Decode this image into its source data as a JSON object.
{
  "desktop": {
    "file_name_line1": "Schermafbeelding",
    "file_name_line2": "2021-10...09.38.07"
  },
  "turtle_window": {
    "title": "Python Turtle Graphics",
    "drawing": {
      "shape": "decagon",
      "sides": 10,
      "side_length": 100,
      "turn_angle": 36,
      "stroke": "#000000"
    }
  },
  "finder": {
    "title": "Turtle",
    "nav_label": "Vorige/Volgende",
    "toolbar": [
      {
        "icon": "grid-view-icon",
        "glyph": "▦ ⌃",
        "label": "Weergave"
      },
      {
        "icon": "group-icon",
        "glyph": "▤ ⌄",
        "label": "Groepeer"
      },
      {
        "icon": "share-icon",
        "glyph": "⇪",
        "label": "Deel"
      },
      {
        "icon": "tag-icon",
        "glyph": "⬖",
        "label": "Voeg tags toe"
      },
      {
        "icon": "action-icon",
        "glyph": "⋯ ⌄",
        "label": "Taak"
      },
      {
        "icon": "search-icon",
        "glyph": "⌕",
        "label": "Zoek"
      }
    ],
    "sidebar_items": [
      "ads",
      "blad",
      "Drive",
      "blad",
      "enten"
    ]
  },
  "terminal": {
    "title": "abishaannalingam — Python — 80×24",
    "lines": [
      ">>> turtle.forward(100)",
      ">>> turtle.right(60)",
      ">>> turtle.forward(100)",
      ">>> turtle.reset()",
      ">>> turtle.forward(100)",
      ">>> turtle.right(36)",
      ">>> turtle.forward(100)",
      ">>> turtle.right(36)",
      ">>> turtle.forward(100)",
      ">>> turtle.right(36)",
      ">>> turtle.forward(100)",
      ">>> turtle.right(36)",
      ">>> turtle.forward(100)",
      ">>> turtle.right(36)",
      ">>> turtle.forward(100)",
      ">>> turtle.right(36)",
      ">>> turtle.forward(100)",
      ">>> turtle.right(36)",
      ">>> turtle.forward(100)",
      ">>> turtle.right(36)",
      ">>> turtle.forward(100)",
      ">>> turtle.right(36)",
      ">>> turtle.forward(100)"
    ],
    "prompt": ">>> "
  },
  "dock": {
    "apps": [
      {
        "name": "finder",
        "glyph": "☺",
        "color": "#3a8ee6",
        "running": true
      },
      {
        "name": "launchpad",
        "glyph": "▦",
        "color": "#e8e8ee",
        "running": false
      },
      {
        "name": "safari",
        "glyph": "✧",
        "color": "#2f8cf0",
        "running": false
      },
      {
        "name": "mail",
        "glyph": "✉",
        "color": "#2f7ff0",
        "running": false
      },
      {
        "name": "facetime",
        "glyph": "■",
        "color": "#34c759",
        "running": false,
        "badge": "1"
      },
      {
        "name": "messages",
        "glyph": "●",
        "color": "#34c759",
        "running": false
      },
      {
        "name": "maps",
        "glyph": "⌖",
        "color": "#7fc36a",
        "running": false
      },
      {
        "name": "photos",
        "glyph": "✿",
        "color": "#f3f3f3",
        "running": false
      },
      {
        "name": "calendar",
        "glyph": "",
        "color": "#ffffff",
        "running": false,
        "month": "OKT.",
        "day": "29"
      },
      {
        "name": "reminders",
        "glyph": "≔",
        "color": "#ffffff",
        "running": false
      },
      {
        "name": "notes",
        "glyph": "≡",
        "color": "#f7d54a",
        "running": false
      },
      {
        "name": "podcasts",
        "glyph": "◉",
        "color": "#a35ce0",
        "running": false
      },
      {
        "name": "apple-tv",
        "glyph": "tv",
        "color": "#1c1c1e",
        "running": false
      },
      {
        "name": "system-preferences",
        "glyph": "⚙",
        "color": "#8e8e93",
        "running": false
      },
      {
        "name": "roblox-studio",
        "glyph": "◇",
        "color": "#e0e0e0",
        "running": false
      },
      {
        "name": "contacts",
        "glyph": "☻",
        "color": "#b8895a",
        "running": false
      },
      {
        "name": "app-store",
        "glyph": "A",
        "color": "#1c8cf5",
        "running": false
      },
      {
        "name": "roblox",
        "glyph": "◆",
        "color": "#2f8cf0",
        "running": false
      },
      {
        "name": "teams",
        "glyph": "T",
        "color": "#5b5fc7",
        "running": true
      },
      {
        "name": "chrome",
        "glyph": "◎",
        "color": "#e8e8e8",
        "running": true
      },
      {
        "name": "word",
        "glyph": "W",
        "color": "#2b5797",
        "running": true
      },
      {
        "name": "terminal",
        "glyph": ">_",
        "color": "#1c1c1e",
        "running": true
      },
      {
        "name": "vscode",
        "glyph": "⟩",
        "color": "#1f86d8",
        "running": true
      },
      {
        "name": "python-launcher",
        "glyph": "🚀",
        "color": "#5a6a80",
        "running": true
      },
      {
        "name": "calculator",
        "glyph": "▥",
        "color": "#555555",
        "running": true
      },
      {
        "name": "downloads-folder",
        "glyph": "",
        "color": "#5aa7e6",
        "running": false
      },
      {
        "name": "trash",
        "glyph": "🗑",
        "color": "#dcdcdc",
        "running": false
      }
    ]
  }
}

======

JOB: Every record above must be duplicated exactly.

RESPONSE TO THIS EXERCISE:
Decode this image into its source data as a JSON object.
{
  "desktop": {
    "file_name_line1": "Schermafbeelding",
    "file_name_line2": "2021-10...09.38.07"
  },
  "turtle_window": {
    "title": "Python Turtle Graphics",
    "drawing": {
      "shape": "decagon",
      "sides": 10,
      "side_length": 100,
      "turn_angle": 36,
      "stroke": "#000000"
    }
  },
  "finder": {
    "title": "Turtle",
    "nav_label": "Vorige/Volgende",
    "toolbar": [
      {
        "icon": "grid-view-icon",
        "glyph": "▦ ⌃",
        "label": "Weergave"
      },
      {
        "icon": "group-icon",
        "glyph": "▤ ⌄",
        "label": "Groepeer"
      },
      {
        "icon": "share-icon",
        "glyph": "⇪",
        "label": "Deel"
      },
      {
        "icon": "tag-icon",
        "glyph": "⬖",
        "label": "Voeg tags toe"
      },
      {
        "icon": "action-icon",
        "glyph": "⋯ ⌄",
        "label": "Taak"
      },
      {
        "icon": "search-icon",
        "glyph": "⌕",
        "label": "Zoek"
      }
    ],
    "sidebar_items": [
      "ads",
      "blad",
      "Drive",
      "blad",
      "enten"
    ]
  },
  "terminal": {
    "title": "abishaannalingam — Python — 80×24",
    "lines": [
      ">>> turtle.forward(100)",
      ">>> turtle.right(60)",
      ">>> turtle.forward(100)",
      ">>> turtle.reset()",
      ">>> turtle.forward(100)",
      ">>> turtle.right(36)",
      ">>> turtle.forward(100)",
      ">>> turtle.right(36)",
      ">>> turtle.forward(100)",
      ">>> turtle.right(36)",
      ">>> turtle.forward(100)",
      ">>> turtle.right(36)",
      ">>> turtle.forward(100)",
      ">>> turtle.right(36)",
      ">>> turtle.forward(100)",
      ">>> turtle.right(36)",
      ">>> turtle.forward(100)",
      ">>> turtle.right(36)",
      ">>> turtle.forward(100)",
      ">>> turtle.right(36)",
      ">>> turtle.forward(100)",
      ">>> turtle.right(36)",
      ">>> turtle.forward(100)"
    ],
    "prompt": ">>> "
  },
  "dock": {
    "apps": [
      {
        "name": "finder",
        "glyph": "☺",
        "color": "#3a8ee6",
        "running": true
      },
      {
        "name": "launchpad",
        "glyph": "▦",
        "color": "#e8e8ee",
        "running": false
      },
      {
        "name": "safari",
        "glyph": "✧",
        "color": "#2f8cf0",
        "running": false
      },
      {
        "name": "mail",
        "glyph": "✉",
        "color": "#2f7ff0",
        "running": false
      },
      {
        "name": "facetime",
        "glyph": "■",
        "color": "#34c759",
        "running": false,
        "badge": "1"
      },
      {
        "name": "messages",
        "glyph": "●",
        "color": "#34c759",
        "running": false
      },
      {
        "name": "maps",
        "glyph": "⌖",
        "color": "#7fc36a",
        "running": false
      },
      {
        "name": "photos",
        "glyph": "✿",
        "color": "#f3f3f3",
        "running": false
      },
      {
        "name": "calendar",
        "glyph": "",
        "color": "#ffffff",
        "running": false,
        "month": "OKT.",
        "day": "29"
      },
      {
        "name": "reminders",
        "glyph": "≔",
        "color": "#ffffff",
        "running": false
      },
      {
        "name": "notes",
        "glyph": "≡",
        "color": "#f7d54a",
        "running": false
      },
      {
        "name": "podcasts",
        "glyph": "◉",
        "color": "#a35ce0",
        "running": false
      },
      {
        "name": "apple-tv",
        "glyph": "tv",
        "color": "#1c1c1e",
        "running": false
      },
      {
        "name": "system-preferences",
        "glyph": "⚙",
        "color": "#8e8e93",
        "running": false
      },
      {
        "name": "roblox-studio",
        "glyph": "◇",
        "color": "#e0e0e0",
        "running": false
      },
      {
        "name": "contacts",
        "glyph": "☻",
        "color": "#b8895a",
        "running": false
      },
      {
        "name": "app-store",
        "glyph": "A",
        "color": "#1c8cf5",
        "running": false
      },
      {
        "name": "roblox",
        "glyph": "◆",
        "color": "#2f8cf0",
        "running": false
      },
      {
        "name": "teams",
        "glyph": "T",
        "color": "#5b5fc7",
        "running": true
      },
      {
        "name": "chrome",
        "glyph": "◎",
        "color": "#e8e8e8",
        "running": true
      },
      {
        "name": "word",
        "glyph": "W",
        "color": "#2b5797",
        "running": true
      },
      {
        "name": "terminal",
        "glyph": ">_",
        "color": "#1c1c1e",
        "running": true
      },
      {
        "name": "vscode",
        "glyph": "⟩",
        "color": "#1f86d8",
        "running": true
      },
      {
        "name": "python-launcher",
        "glyph": "🚀",
        "color": "#5a6a80",
        "running": true
      },
      {
        "name": "calculator",
        "glyph": "▥",
        "color": "#555555",
        "running": true
      },
      {
        "name": "downloads-folder",
        "glyph": "",
        "color": "#5aa7e6",
        "running": false
      },
      {
        "name": "trash",
        "glyph": "🗑",
        "color": "#dcdcdc",
        "running": false
      }
    ]
  }
}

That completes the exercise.